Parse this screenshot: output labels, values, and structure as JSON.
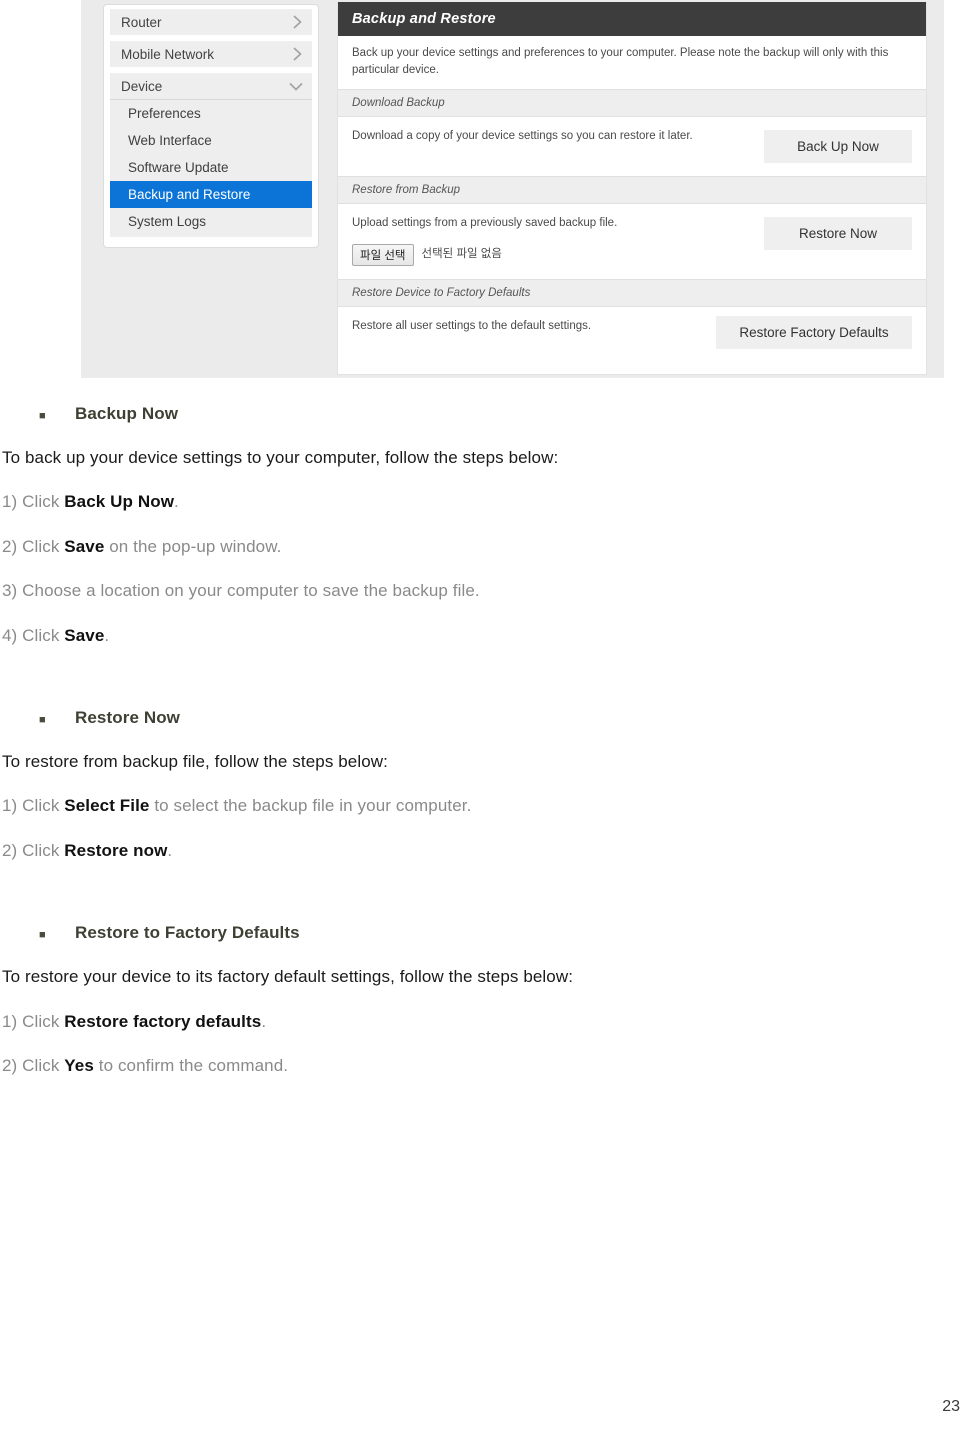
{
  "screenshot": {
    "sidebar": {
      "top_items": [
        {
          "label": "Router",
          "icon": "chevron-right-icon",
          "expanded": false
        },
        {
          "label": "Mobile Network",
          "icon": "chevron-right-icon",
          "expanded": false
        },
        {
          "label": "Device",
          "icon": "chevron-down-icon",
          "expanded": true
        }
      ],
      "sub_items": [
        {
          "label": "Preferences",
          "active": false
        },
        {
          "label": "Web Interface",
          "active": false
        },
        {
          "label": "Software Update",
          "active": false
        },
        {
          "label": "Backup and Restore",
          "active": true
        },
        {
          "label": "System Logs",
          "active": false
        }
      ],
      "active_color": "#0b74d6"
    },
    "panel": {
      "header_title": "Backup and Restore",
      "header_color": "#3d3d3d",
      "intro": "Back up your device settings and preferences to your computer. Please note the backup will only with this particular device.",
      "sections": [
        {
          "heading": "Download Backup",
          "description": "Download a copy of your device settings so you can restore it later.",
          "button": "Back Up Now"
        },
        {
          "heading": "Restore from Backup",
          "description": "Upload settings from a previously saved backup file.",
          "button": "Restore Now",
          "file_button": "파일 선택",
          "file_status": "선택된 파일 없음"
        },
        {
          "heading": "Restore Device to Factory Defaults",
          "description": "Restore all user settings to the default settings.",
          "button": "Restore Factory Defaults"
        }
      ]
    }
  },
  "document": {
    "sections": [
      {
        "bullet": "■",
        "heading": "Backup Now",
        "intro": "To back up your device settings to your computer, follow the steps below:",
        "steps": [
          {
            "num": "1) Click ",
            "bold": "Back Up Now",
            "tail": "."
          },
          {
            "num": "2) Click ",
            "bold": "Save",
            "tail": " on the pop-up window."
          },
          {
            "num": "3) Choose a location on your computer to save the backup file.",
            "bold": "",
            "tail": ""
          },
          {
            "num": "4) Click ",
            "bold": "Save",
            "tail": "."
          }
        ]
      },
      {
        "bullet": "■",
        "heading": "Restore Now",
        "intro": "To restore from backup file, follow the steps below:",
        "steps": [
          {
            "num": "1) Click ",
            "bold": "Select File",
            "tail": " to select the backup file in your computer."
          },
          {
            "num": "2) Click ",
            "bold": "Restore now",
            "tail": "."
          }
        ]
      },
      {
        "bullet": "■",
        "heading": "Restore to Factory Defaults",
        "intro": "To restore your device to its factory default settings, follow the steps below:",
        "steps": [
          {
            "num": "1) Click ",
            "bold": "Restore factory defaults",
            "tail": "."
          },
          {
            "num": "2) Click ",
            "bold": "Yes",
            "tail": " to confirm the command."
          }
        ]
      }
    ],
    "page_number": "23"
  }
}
+ + + + +
> TASK STATEMENT:
Print the entries above exactly, taking out only the pictures.

> TASK RESPONSE:
Parse this screenshot: output labels, values, and structure as JSON.
{
  "screenshot": {
    "sidebar": {
      "top_items": [
        {
          "label": "Router",
          "icon": "chevron-right-icon",
          "expanded": false
        },
        {
          "label": "Mobile Network",
          "icon": "chevron-right-icon",
          "expanded": false
        },
        {
          "label": "Device",
          "icon": "chevron-down-icon",
          "expanded": true
        }
      ],
      "sub_items": [
        {
          "label": "Preferences",
          "active": false
        },
        {
          "label": "Web Interface",
          "active": false
        },
        {
          "label": "Software Update",
          "active": false
        },
        {
          "label": "Backup and Restore",
          "active": true
        },
        {
          "label": "System Logs",
          "active": false
        }
      ],
      "active_color": "#0b74d6"
    },
    "panel": {
      "header_title": "Backup and Restore",
      "header_color": "#3d3d3d",
      "intro": "Back up your device settings and preferences to your computer. Please note the backup will only with this particular device.",
      "sections": [
        {
          "heading": "Download Backup",
          "description": "Download a copy of your device settings so you can restore it later.",
          "button": "Back Up Now"
        },
        {
          "heading": "Restore from Backup",
          "description": "Upload settings from a previously saved backup file.",
          "button": "Restore Now",
          "file_button": "파일 선택",
          "file_status": "선택된 파일 없음"
        },
        {
          "heading": "Restore Device to Factory Defaults",
          "description": "Restore all user settings to the default settings.",
          "button": "Restore Factory Defaults"
        }
      ]
    }
  },
  "document": {
    "sections": [
      {
        "bullet": "■",
        "heading": "Backup Now",
        "intro": "To back up your device settings to your computer, follow the steps below:",
        "steps": [
          {
            "num": "1) Click ",
            "bold": "Back Up Now",
            "tail": "."
          },
          {
            "num": "2) Click ",
            "bold": "Save",
            "tail": " on the pop-up window."
          },
          {
            "num": "3) Choose a location on your computer to save the backup file.",
            "bold": "",
            "tail": ""
          },
          {
            "num": "4) Click ",
            "bold": "Save",
            "tail": "."
          }
        ]
      },
      {
        "bullet": "■",
        "heading": "Restore Now",
        "intro": "To restore from backup file, follow the steps below:",
        "steps": [
          {
            "num": "1) Click ",
            "bold": "Select File",
            "tail": " to select the backup file in your computer."
          },
          {
            "num": "2) Click ",
            "bold": "Restore now",
            "tail": "."
          }
        ]
      },
      {
        "bullet": "■",
        "heading": "Restore to Factory Defaults",
        "intro": "To restore your device to its factory default settings, follow the steps below:",
        "steps": [
          {
            "num": "1) Click ",
            "bold": "Restore factory defaults",
            "tail": "."
          },
          {
            "num": "2) Click ",
            "bold": "Yes",
            "tail": " to confirm the command."
          }
        ]
      }
    ],
    "page_number": "23"
  }
}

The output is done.